• STATED PROBLEM: Copy out the lines that have "номер" in them.

Collected data entries:
------------------------------------------------------------------------

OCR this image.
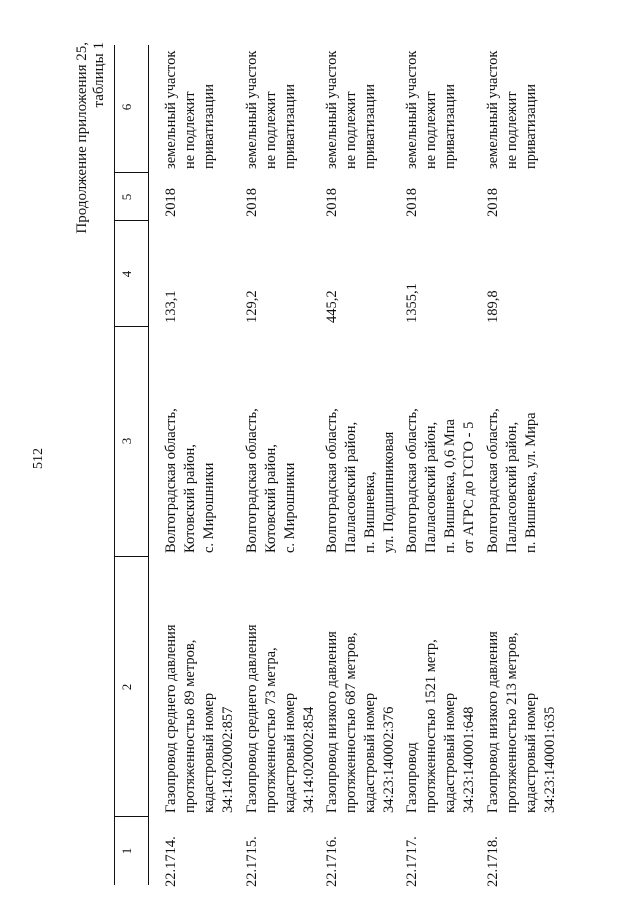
512
Продолжение приложения 25, таблицы 1
1
2
3
4
5
6
22.1714.
Газопровод среднего давления протяженностью 89 метров, кадастровый номер 34:14:020002:857
Волгоградская область, Котовский район, с. Мирошники
133,1
2018
земельный участок не подлежит приватизации
22.1715.
Газопровод среднего давления протяженностью 73 метра, кадастровый номер 34:14:020002:854
Волгоградская область, Котовский район, с. Мирошники
129,2
2018
земельный участок не подлежит приватизации
22.1716.
Газопровод низкого давления протяженностью 687 метров, кадастровый номер 34:23:140002:376
Волгоградская область, Палласовский район, п. Вишневка, ул. Подшипниковая
445,2
2018
земельный участок не подлежит приватизации
22.1717.
Газопровод протяженностью 1521 метр, кадастровый номер 34:23:140001:648
Волгоградская область, Палласовский район, п. Вишневка, 0,6 Мпа от АГРС до ГСГО - 5
1355,1
2018
земельный участок не подлежит приватизации
22.1718.
Газопровод низкого давления протяженностью 213 метров, кадастровый номер 34:23:140001:635
Волгоградская область, Палласовский район, п. Вишневка, ул. Мира
189,8
2018
земельный участок не подлежит приватизации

------------------------------------------------------------------------

• RESULT OF THIS TASK:
Газопровод среднего давления протяженностью 89 метров, кадастровый номер 34:14:020002:857
Газопровод среднего давления протяженностью 73 метра, кадастровый номер 34:14:020002:854
Газопровод низкого давления протяженностью 687 метров, кадастровый номер 34:23:140002:376
Газопровод протяженностью 1521 метр, кадастровый номер 34:23:140001:648
Газопровод низкого давления протяженностью 213 метров, кадастровый номер 34:23:140001:635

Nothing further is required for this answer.